# SUPPLIED INFORMATION start

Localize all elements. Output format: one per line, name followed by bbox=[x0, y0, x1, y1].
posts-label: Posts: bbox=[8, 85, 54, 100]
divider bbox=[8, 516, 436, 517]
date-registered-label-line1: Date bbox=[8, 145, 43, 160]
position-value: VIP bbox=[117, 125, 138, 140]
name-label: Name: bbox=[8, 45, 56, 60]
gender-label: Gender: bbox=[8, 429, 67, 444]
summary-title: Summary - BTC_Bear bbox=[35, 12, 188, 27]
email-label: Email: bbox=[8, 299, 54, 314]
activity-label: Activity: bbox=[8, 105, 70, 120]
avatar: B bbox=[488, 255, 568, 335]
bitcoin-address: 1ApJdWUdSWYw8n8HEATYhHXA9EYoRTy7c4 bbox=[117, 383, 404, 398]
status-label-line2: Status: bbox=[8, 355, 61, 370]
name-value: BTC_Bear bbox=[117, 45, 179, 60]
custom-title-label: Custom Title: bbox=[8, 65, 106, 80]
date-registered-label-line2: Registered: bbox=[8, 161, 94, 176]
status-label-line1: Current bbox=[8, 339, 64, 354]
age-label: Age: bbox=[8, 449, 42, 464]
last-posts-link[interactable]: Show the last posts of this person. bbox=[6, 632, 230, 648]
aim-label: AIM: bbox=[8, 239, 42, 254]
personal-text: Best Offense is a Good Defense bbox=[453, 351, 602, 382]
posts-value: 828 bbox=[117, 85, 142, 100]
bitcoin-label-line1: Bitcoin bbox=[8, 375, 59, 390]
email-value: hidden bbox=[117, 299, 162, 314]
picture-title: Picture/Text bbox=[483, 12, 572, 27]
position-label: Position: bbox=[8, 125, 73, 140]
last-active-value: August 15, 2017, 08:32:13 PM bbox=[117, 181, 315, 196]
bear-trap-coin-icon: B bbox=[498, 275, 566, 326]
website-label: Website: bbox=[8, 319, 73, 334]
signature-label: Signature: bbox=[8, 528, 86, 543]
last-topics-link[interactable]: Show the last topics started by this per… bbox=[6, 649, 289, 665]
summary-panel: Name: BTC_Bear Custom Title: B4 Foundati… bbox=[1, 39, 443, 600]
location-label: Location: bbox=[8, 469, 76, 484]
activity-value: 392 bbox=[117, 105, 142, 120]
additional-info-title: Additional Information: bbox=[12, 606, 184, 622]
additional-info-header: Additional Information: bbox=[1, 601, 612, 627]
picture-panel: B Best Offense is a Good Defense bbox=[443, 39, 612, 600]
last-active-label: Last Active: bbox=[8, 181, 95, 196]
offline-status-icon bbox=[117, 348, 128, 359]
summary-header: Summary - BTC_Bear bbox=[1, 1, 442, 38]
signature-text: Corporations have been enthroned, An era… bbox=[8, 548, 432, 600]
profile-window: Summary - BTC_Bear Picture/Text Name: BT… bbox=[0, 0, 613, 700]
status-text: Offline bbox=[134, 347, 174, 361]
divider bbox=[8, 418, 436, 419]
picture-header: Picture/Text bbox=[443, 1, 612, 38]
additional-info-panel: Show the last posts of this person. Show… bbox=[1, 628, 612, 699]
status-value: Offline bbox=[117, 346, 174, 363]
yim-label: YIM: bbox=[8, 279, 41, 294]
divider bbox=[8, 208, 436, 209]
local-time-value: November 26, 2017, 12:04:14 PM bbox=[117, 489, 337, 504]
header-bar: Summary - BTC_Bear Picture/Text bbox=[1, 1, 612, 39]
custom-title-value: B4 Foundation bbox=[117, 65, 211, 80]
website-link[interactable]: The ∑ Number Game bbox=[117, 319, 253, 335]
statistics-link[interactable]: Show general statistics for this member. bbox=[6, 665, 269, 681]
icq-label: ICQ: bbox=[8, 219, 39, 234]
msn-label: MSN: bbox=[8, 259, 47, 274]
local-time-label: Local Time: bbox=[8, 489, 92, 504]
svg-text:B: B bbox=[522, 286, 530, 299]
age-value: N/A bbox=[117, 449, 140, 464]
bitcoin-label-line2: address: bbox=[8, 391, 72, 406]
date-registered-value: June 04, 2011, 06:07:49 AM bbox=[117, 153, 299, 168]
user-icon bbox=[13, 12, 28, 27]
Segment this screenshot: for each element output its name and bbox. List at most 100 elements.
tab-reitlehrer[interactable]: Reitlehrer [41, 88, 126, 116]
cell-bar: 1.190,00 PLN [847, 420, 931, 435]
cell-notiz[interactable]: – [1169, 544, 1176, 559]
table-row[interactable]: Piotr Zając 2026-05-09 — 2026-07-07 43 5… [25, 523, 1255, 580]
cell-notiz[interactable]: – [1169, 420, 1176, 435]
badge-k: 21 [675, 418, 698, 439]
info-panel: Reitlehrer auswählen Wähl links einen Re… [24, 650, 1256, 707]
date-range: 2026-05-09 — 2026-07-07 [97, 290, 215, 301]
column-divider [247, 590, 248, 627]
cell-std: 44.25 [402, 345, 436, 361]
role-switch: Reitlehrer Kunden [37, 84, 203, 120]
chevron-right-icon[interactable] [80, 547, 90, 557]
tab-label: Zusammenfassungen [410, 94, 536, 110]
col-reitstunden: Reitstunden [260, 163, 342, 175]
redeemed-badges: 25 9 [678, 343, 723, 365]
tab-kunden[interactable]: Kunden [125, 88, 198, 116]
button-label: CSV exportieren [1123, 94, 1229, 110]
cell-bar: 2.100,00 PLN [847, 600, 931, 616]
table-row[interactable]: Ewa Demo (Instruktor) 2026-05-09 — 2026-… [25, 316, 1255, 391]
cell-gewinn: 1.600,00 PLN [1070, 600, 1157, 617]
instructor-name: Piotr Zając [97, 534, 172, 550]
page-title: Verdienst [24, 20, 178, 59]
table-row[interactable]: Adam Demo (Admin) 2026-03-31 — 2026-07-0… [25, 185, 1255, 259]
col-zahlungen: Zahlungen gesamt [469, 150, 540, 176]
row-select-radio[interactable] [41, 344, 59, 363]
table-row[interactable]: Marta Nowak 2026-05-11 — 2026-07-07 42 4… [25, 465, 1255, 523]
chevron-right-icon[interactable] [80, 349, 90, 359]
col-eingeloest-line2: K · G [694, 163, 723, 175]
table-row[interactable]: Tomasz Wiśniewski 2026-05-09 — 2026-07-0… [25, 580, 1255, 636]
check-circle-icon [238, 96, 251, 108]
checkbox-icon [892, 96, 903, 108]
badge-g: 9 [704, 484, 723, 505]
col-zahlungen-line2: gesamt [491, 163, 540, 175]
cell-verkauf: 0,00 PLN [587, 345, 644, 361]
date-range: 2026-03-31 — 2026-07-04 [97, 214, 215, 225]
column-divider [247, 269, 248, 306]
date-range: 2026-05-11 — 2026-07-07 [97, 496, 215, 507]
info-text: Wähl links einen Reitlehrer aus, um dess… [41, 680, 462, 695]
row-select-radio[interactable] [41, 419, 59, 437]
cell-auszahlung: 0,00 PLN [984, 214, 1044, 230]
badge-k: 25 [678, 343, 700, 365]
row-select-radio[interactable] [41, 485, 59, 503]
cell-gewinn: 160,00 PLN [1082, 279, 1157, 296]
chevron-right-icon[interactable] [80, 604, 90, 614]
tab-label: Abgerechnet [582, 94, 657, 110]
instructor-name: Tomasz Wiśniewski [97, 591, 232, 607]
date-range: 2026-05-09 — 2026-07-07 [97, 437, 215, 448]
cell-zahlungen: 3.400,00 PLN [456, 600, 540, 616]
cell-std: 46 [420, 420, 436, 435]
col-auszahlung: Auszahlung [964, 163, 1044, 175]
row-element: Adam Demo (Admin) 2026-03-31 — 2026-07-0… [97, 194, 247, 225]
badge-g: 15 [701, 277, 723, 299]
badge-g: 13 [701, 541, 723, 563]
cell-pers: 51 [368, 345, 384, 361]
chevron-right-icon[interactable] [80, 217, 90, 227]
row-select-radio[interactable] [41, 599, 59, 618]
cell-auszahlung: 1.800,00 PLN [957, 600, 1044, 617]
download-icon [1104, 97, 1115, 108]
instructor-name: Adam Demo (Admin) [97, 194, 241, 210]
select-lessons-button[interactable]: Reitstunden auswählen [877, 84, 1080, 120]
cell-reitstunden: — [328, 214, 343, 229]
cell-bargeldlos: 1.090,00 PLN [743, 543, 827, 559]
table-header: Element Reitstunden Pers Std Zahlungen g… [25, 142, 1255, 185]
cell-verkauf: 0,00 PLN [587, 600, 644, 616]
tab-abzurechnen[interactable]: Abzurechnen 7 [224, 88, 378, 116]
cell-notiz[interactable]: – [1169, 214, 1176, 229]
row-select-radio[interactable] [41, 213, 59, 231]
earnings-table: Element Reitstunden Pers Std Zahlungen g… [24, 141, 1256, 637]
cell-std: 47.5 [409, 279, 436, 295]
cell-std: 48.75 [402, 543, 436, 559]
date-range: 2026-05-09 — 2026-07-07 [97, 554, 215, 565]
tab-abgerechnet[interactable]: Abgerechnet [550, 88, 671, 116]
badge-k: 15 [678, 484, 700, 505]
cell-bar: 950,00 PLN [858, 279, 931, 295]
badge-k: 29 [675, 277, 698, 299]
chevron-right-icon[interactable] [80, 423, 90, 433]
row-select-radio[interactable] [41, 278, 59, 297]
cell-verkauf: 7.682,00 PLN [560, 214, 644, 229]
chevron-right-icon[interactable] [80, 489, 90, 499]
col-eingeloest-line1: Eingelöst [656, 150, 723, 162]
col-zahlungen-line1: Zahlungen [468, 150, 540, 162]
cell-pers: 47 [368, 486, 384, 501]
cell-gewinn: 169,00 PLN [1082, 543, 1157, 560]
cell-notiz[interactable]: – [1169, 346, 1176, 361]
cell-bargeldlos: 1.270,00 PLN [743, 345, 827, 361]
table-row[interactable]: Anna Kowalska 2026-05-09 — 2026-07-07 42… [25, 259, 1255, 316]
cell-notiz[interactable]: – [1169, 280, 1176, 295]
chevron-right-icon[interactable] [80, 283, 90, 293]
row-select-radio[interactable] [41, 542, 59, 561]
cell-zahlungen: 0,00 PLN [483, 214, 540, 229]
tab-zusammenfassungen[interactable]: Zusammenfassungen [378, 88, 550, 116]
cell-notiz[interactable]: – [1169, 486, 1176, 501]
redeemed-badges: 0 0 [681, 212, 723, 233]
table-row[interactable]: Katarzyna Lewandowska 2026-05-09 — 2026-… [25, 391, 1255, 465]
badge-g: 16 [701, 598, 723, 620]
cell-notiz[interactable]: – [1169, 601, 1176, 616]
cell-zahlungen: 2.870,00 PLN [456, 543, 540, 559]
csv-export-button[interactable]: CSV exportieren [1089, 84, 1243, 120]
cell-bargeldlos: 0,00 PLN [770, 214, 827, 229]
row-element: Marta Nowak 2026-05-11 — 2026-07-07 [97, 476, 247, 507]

# SUPPLIED INFORMATION end

WHAT IS REQUIRED
Please switch "divider" to "separator" and write out the listing again from its first line through the line containing "383, 404, 398]", leaving everything else unchanged.

WRITTEN RESPONSE
Localize all elements. Output format: one per line, name followed by bbox=[x0, y0, x1, y1].
posts-label: Posts: bbox=[8, 85, 54, 100]
separator bbox=[8, 516, 436, 517]
date-registered-label-line1: Date bbox=[8, 145, 43, 160]
position-value: VIP bbox=[117, 125, 138, 140]
name-label: Name: bbox=[8, 45, 56, 60]
gender-label: Gender: bbox=[8, 429, 67, 444]
summary-title: Summary - BTC_Bear bbox=[35, 12, 188, 27]
email-label: Email: bbox=[8, 299, 54, 314]
activity-label: Activity: bbox=[8, 105, 70, 120]
avatar: B bbox=[488, 255, 568, 335]
bitcoin-address: 1ApJdWUdSWYw8n8HEATYhHXA9EYoRTy7c4 bbox=[117, 383, 404, 398]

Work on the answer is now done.